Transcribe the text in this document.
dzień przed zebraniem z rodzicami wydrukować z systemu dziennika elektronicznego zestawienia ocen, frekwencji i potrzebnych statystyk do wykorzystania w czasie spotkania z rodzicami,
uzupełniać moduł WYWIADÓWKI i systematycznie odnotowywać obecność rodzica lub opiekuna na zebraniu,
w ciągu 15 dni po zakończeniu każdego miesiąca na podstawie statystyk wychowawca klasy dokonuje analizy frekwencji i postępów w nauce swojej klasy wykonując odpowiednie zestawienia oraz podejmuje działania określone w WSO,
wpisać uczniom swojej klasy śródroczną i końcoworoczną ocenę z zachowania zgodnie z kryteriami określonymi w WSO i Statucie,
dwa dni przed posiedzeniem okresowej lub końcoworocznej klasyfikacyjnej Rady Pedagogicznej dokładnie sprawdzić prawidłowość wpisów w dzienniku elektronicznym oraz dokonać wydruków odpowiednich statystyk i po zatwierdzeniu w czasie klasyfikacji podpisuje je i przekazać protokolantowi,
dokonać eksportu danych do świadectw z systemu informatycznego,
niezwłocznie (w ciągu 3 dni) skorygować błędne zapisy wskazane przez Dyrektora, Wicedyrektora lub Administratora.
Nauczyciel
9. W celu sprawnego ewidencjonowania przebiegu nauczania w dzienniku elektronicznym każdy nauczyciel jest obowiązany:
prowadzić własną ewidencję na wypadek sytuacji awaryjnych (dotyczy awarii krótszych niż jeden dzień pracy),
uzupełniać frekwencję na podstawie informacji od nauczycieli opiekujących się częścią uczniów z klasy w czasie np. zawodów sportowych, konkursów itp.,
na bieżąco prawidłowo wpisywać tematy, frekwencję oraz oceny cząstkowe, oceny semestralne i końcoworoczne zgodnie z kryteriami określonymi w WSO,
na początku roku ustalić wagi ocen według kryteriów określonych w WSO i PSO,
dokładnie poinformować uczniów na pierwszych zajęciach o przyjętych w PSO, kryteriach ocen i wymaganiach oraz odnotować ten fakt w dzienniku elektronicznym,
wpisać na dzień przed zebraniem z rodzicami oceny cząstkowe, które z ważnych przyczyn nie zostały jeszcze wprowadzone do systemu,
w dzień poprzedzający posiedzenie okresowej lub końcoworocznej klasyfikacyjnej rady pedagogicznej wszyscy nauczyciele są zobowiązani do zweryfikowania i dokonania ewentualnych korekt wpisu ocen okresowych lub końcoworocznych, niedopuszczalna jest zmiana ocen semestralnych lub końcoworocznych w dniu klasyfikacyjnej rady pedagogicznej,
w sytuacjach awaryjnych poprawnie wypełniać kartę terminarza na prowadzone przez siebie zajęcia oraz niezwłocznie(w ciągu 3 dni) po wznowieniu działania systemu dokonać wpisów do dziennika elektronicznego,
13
───
Report how many lines of the data hold the string "jest"; give only the number.

2